§ Work instructions
Reproduce the records below verbatim, from their first line through the line containing "map-islet <box>586 825 594 833</box>", with both of those lines included.

Rows from a layout dataset:

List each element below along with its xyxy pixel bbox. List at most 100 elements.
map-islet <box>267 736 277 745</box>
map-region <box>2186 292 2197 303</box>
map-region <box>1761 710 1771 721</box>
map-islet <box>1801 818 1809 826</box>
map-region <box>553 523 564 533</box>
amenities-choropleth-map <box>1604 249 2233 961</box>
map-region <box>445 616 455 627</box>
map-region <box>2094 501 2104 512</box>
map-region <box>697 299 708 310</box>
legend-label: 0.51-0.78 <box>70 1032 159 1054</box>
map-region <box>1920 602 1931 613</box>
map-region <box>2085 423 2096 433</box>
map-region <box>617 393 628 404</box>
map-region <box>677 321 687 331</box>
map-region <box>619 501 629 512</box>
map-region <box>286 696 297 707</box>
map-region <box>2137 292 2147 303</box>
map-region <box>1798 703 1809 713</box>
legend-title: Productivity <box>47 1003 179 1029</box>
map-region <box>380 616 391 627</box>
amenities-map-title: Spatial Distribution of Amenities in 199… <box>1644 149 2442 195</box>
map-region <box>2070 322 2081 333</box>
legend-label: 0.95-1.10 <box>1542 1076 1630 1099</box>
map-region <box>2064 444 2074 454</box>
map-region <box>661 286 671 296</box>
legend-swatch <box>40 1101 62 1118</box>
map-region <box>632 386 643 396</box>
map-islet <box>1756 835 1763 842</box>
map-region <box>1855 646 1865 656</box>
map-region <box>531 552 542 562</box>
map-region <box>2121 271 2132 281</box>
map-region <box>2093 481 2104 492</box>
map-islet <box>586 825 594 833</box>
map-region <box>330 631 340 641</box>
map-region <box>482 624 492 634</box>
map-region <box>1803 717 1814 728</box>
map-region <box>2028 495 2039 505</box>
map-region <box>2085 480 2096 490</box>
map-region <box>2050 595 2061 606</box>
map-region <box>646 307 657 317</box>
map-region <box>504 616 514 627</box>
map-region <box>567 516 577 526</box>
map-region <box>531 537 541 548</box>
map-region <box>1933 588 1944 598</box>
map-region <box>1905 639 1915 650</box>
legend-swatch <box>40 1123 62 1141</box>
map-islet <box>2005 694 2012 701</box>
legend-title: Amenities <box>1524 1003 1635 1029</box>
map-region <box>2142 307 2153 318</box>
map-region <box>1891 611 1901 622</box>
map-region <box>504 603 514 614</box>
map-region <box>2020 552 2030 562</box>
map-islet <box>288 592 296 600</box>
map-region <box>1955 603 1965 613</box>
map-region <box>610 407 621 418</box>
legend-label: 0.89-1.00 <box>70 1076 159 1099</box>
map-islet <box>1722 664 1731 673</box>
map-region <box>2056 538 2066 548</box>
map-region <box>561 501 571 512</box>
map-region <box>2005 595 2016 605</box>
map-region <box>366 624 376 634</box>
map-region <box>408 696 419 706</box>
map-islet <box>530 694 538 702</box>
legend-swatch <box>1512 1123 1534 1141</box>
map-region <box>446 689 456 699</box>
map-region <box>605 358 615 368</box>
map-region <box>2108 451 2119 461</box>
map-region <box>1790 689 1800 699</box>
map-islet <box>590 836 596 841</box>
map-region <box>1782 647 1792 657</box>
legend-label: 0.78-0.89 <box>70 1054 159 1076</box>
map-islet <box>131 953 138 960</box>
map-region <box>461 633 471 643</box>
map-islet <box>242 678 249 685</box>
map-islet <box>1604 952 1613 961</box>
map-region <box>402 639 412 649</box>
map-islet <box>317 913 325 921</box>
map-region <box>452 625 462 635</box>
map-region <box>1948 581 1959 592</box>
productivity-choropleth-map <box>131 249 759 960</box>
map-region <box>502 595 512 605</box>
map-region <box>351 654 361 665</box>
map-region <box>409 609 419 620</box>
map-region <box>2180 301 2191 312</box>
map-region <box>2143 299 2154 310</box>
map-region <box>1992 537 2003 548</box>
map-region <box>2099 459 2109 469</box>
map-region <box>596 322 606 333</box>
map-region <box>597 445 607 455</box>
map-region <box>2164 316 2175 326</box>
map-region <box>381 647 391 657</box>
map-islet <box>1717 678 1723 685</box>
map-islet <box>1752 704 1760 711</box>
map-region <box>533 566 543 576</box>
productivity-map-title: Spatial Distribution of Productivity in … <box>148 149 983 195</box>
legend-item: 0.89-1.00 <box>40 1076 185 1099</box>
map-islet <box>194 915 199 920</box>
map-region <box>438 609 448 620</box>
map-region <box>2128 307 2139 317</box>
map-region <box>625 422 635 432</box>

§ Expected answer
List each element below along with its xyxy pixel bbox. List at most 100 elements.
map-islet <box>267 736 277 745</box>
map-region <box>2186 292 2197 303</box>
map-region <box>1761 710 1771 721</box>
map-islet <box>1801 818 1809 826</box>
map-region <box>553 523 564 533</box>
amenities-choropleth-map <box>1604 249 2233 961</box>
map-region <box>445 616 455 627</box>
map-region <box>2094 501 2104 512</box>
map-region <box>697 299 708 310</box>
legend-label: 0.51-0.78 <box>70 1032 159 1054</box>
map-region <box>1920 602 1931 613</box>
map-region <box>2085 423 2096 433</box>
map-region <box>617 393 628 404</box>
map-region <box>677 321 687 331</box>
map-region <box>619 501 629 512</box>
map-region <box>286 696 297 707</box>
map-region <box>2137 292 2147 303</box>
map-region <box>1798 703 1809 713</box>
legend-title: Productivity <box>47 1003 179 1029</box>
map-region <box>380 616 391 627</box>
amenities-map-title: Spatial Distribution of Amenities in 199… <box>1644 149 2442 195</box>
map-region <box>2070 322 2081 333</box>
legend-label: 0.95-1.10 <box>1542 1076 1630 1099</box>
map-region <box>2064 444 2074 454</box>
map-region <box>661 286 671 296</box>
legend-swatch <box>40 1101 62 1118</box>
map-region <box>632 386 643 396</box>
map-islet <box>1756 835 1763 842</box>
map-region <box>1855 646 1865 656</box>
map-region <box>531 552 542 562</box>
map-region <box>2121 271 2132 281</box>
map-region <box>2093 481 2104 492</box>
map-islet <box>586 825 594 833</box>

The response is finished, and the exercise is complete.